**WORK REQUIRED:** All entries should be output exactly as they stand.

**DATASET ROWS:**

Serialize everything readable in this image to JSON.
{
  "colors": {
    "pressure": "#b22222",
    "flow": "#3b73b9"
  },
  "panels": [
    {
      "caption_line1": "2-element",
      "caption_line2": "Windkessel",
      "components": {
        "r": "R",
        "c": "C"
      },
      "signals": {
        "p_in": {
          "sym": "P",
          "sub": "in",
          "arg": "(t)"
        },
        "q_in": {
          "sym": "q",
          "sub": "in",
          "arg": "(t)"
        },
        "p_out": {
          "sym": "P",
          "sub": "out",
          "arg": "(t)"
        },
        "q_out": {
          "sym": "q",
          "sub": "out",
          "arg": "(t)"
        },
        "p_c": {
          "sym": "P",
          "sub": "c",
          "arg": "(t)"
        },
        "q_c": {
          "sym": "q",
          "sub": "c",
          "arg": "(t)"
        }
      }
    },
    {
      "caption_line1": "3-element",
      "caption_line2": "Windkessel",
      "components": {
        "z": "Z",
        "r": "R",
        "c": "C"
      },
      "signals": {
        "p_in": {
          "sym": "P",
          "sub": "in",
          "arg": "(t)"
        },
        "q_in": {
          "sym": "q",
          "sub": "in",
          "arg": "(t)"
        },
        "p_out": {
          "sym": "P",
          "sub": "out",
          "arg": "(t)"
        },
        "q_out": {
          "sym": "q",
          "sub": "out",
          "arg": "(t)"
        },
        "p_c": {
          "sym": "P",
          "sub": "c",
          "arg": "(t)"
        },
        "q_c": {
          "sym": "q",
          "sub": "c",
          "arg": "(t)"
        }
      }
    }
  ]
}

**ANSWER IN FULL:**
Serialize everything readable in this image to JSON.
{
  "colors": {
    "pressure": "#b22222",
    "flow": "#3b73b9"
  },
  "panels": [
    {
      "caption_line1": "2-element",
      "caption_line2": "Windkessel",
      "components": {
        "r": "R",
        "c": "C"
      },
      "signals": {
        "p_in": {
          "sym": "P",
          "sub": "in",
          "arg": "(t)"
        },
        "q_in": {
          "sym": "q",
          "sub": "in",
          "arg": "(t)"
        },
        "p_out": {
          "sym": "P",
          "sub": "out",
          "arg": "(t)"
        },
        "q_out": {
          "sym": "q",
          "sub": "out",
          "arg": "(t)"
        },
        "p_c": {
          "sym": "P",
          "sub": "c",
          "arg": "(t)"
        },
        "q_c": {
          "sym": "q",
          "sub": "c",
          "arg": "(t)"
        }
      }
    },
    {
      "caption_line1": "3-element",
      "caption_line2": "Windkessel",
      "components": {
        "z": "Z",
        "r": "R",
        "c": "C"
      },
      "signals": {
        "p_in": {
          "sym": "P",
          "sub": "in",
          "arg": "(t)"
        },
        "q_in": {
          "sym": "q",
          "sub": "in",
          "arg": "(t)"
        },
        "p_out": {
          "sym": "P",
          "sub": "out",
          "arg": "(t)"
        },
        "q_out": {
          "sym": "q",
          "sub": "out",
          "arg": "(t)"
        },
        "p_c": {
          "sym": "P",
          "sub": "c",
          "arg": "(t)"
        },
        "q_c": {
          "sym": "q",
          "sub": "c",
          "arg": "(t)"
        }
      }
    }
  ]
}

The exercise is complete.